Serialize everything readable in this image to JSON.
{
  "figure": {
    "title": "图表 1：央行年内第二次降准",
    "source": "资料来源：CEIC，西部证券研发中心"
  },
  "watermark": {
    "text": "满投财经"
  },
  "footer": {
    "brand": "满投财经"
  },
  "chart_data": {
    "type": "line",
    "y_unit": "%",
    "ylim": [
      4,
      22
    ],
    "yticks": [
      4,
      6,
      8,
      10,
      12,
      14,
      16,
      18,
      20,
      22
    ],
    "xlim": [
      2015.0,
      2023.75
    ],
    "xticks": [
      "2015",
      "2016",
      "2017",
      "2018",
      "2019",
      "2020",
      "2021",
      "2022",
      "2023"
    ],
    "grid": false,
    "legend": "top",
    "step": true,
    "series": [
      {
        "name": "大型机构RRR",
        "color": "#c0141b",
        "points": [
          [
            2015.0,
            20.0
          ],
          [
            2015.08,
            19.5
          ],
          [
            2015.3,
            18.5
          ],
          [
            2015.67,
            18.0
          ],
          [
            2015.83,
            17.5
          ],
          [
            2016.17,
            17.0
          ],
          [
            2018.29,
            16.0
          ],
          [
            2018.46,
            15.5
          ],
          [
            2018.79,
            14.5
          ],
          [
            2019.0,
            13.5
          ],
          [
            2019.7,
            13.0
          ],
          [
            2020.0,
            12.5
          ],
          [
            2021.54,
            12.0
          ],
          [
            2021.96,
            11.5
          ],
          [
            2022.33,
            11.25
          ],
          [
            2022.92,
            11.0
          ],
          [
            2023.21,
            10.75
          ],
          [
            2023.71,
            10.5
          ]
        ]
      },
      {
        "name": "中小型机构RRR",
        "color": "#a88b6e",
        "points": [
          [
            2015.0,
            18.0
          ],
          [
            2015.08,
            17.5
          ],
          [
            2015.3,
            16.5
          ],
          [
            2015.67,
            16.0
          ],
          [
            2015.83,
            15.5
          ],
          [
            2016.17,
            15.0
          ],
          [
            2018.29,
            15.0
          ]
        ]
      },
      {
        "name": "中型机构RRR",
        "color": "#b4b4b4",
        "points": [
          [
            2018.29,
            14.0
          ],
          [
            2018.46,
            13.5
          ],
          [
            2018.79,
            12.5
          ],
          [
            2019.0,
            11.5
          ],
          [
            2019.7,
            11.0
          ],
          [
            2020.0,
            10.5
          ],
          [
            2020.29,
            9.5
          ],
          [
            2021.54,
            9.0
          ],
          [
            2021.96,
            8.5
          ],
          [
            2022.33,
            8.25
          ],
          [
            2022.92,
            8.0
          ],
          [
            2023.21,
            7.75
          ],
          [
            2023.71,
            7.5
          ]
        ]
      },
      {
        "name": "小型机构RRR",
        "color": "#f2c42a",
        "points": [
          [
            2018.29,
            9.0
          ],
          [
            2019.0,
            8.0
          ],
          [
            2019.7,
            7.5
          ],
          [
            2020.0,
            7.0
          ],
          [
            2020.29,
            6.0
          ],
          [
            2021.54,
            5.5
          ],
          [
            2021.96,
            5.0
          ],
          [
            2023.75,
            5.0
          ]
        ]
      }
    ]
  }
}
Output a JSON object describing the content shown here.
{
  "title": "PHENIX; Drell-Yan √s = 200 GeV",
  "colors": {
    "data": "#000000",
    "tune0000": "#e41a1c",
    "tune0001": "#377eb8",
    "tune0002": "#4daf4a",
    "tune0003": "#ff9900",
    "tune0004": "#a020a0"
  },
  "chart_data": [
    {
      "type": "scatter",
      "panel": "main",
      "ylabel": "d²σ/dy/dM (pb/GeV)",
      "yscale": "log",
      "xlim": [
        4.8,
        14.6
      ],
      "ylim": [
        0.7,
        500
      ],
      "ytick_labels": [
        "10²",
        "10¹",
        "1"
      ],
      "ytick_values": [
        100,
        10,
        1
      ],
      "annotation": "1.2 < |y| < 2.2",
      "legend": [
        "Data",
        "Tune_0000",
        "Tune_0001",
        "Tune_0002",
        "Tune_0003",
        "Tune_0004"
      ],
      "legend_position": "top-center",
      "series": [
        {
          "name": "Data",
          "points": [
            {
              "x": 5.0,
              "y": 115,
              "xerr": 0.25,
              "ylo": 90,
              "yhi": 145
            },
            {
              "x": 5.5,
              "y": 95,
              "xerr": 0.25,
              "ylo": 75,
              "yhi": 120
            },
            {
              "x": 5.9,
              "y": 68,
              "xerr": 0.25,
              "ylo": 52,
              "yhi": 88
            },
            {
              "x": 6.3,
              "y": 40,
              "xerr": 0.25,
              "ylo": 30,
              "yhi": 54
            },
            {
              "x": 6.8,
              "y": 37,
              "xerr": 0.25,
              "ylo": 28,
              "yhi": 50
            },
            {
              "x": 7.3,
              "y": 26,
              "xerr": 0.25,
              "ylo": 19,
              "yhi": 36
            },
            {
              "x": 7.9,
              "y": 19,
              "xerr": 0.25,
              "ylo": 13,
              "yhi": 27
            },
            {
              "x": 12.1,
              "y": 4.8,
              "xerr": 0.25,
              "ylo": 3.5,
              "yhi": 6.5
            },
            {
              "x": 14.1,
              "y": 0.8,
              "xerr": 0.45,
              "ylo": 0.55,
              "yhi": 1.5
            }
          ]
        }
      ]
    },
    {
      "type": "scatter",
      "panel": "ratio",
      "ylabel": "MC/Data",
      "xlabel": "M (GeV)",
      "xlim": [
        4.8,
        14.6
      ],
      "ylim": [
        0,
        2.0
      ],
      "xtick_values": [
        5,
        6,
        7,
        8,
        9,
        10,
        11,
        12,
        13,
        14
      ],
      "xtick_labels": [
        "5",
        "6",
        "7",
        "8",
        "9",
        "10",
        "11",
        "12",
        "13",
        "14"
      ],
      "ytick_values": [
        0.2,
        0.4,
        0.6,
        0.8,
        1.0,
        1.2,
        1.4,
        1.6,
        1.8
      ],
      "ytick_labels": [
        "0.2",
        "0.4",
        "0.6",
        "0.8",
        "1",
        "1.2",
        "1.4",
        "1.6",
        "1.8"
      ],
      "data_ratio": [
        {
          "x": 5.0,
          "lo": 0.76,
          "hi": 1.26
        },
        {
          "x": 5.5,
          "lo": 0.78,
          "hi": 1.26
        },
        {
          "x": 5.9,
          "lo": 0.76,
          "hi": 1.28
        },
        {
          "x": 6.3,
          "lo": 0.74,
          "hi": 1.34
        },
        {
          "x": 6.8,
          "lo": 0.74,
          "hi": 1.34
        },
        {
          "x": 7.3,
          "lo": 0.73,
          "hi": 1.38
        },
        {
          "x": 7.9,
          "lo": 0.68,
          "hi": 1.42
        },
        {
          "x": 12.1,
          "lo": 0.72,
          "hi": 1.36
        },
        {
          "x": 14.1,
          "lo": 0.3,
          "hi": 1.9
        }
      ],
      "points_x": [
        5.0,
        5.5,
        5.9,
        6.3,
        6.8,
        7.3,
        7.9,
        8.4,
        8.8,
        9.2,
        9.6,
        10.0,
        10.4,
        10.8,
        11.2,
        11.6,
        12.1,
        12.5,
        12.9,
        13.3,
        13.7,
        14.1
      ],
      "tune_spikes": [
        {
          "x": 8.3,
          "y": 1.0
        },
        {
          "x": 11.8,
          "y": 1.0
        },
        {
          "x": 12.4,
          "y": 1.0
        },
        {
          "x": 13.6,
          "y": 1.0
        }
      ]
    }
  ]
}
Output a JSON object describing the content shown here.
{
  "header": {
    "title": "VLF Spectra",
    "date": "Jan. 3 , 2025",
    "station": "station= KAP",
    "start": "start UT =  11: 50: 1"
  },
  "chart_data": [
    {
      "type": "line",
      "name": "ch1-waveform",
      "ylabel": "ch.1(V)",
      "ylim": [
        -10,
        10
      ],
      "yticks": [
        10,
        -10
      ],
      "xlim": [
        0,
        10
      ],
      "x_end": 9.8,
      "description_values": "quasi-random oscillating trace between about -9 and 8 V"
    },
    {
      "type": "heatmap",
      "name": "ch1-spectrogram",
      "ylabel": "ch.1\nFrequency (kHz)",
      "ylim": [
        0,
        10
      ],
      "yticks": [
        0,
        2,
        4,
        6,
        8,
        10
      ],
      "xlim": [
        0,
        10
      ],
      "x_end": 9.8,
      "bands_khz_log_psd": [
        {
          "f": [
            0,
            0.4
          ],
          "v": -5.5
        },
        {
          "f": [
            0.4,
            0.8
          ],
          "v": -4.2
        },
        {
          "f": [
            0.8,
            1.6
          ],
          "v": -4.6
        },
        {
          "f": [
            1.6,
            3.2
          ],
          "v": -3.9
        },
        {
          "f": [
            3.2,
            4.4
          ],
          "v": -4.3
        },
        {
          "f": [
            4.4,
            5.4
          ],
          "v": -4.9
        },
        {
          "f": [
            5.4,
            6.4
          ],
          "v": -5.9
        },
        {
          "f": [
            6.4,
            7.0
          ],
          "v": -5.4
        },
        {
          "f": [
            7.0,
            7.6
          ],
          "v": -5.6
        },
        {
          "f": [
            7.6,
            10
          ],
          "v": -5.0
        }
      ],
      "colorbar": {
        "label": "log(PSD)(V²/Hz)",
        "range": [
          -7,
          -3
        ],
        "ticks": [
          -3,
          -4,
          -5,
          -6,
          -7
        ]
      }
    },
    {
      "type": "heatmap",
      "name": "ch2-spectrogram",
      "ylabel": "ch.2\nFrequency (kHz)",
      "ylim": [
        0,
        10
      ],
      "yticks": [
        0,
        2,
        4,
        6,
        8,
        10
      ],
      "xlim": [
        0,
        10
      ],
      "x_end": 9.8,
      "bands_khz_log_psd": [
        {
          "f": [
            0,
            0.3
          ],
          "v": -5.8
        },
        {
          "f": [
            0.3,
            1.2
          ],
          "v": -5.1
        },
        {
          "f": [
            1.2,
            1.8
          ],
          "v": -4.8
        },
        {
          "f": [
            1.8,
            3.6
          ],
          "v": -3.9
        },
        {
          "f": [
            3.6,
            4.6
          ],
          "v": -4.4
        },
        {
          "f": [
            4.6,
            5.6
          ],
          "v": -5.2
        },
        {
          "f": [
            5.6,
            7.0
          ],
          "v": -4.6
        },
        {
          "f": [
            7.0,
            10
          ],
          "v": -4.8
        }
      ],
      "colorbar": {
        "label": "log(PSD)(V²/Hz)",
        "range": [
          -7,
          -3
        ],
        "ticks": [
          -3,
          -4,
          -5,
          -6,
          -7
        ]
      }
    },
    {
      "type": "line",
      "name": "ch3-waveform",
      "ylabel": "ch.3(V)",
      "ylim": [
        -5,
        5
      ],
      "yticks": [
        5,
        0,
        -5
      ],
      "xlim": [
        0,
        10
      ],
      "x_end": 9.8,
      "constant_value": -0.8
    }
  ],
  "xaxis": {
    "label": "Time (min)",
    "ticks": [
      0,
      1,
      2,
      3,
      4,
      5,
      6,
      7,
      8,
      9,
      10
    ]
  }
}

+++++

- Short exercise
Using the listing above, locate the lines that hold "title" and copy each one.

- Solution to the problem
    "title": "图表 1：央行年内第二次降准",
  "title": "PHENIX; Drell-Yan √s = 200 GeV",
    "title": "VLF Spectra",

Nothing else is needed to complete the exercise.